Directions — Reproduce the listing word for word, leaving every picture behind.

Data in this exercise —
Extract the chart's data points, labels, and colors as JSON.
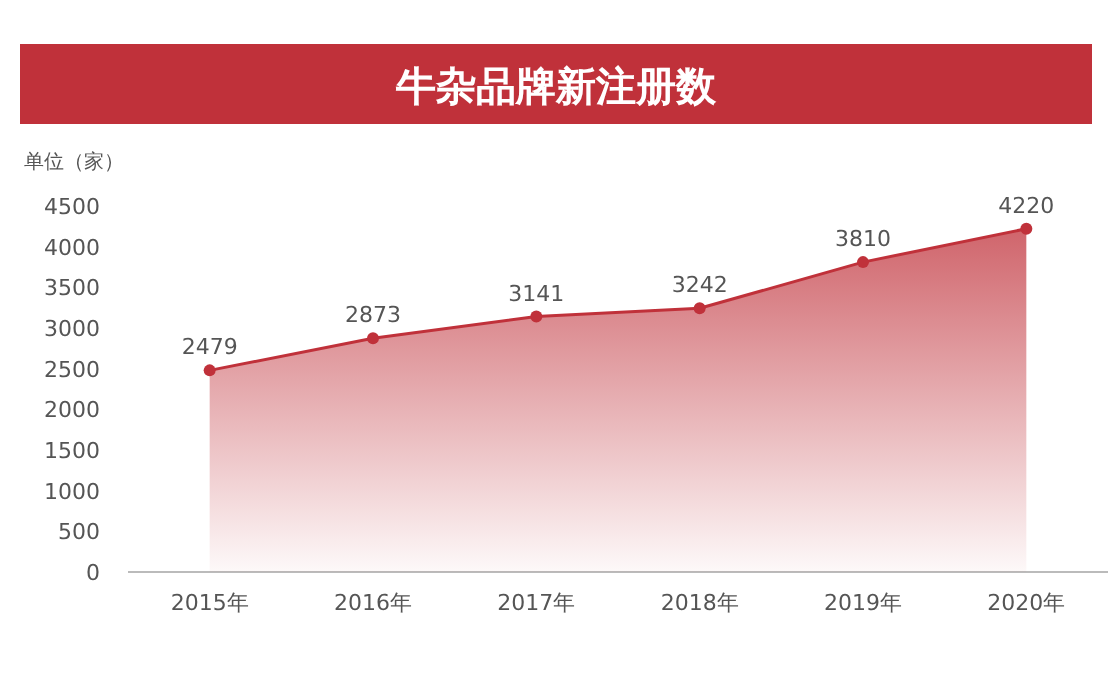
{
  "chart_data": {
    "type": "area",
    "title": "牛杂品牌新注册数",
    "ylabel": "单位（家）",
    "categories": [
      "2015年",
      "2016年",
      "2017年",
      "2018年",
      "2019年",
      "2020年"
    ],
    "values": [
      2479,
      2873,
      3141,
      3242,
      3810,
      4220
    ],
    "color": "#c0313a",
    "marker": "circle",
    "data_labels": true,
    "ylim": [
      0,
      4500
    ],
    "yticks": [
      0,
      500,
      1000,
      1500,
      2000,
      2500,
      3000,
      3500,
      4000,
      4500
    ]
  }
}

Written response —
Extract the chart's data points, labels, and colors as JSON.
{
  "chart_data": {
    "type": "area",
    "title": "牛杂品牌新注册数",
    "ylabel": "单位（家）",
    "categories": [
      "2015年",
      "2016年",
      "2017年",
      "2018年",
      "2019年",
      "2020年"
    ],
    "values": [
      2479,
      2873,
      3141,
      3242,
      3810,
      4220
    ],
    "color": "#c0313a",
    "marker": "circle",
    "data_labels": true,
    "ylim": [
      0,
      4500
    ],
    "yticks": [
      0,
      500,
      1000,
      1500,
      2000,
      2500,
      3000,
      3500,
      4000,
      4500
    ]
  }
}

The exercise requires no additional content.